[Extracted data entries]
— Start —
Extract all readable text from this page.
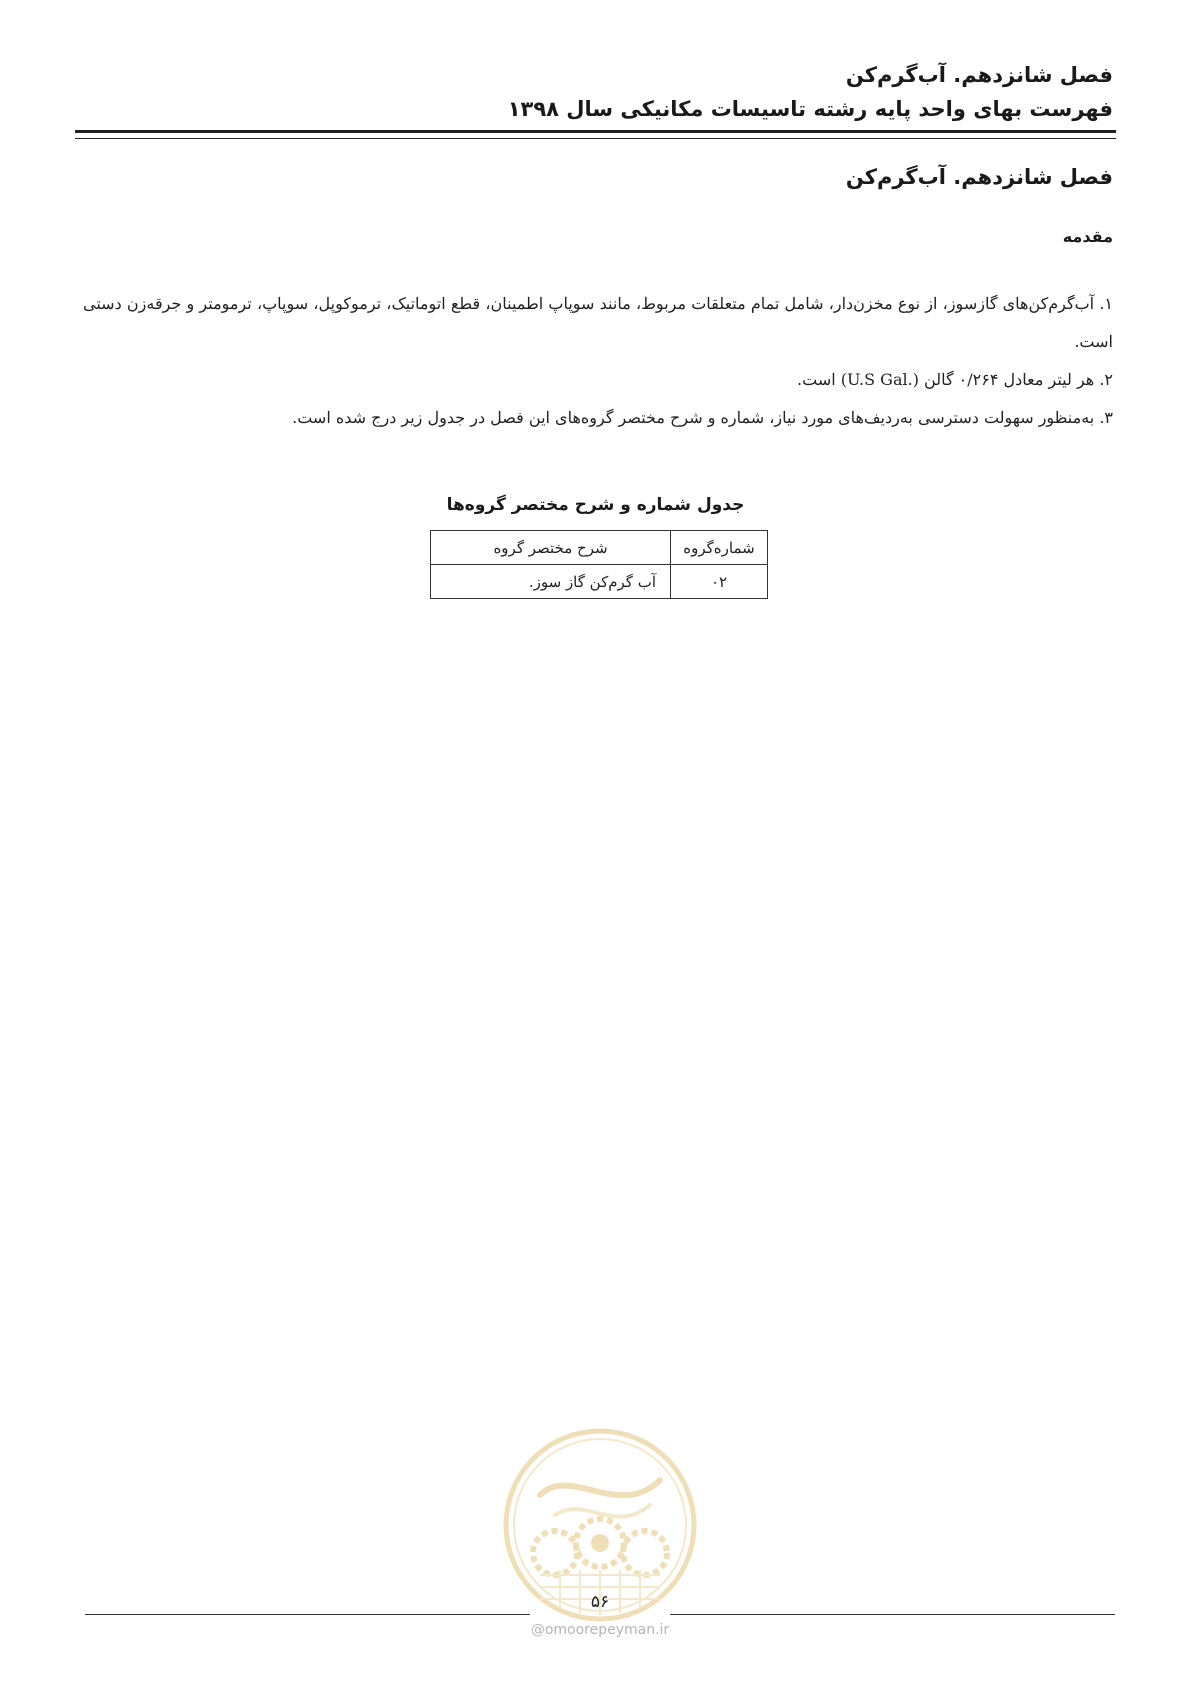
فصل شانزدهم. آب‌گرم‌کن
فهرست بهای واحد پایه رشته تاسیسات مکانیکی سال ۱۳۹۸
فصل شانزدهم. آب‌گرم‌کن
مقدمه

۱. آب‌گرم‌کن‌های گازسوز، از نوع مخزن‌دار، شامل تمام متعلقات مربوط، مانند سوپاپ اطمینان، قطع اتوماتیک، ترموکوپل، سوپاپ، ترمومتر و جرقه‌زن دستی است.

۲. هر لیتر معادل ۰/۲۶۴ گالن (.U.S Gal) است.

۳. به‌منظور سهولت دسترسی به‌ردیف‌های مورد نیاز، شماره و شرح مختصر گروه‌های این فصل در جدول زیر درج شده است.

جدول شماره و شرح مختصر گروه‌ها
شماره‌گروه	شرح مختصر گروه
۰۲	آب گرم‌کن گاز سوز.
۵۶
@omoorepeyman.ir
— End —
* **SET TASK**: For this exercise, gather every line of the data that contains the word "جدول".

* **ANSWER FOR THIS EXERCISE**:
۳. به‌منظور سهولت دسترسی به‌ردیف‌های مورد نیاز، شماره و شرح مختصر گروه‌های این فصل در جدول زیر درج شده است.
جدول شماره و شرح مختصر گروه‌ها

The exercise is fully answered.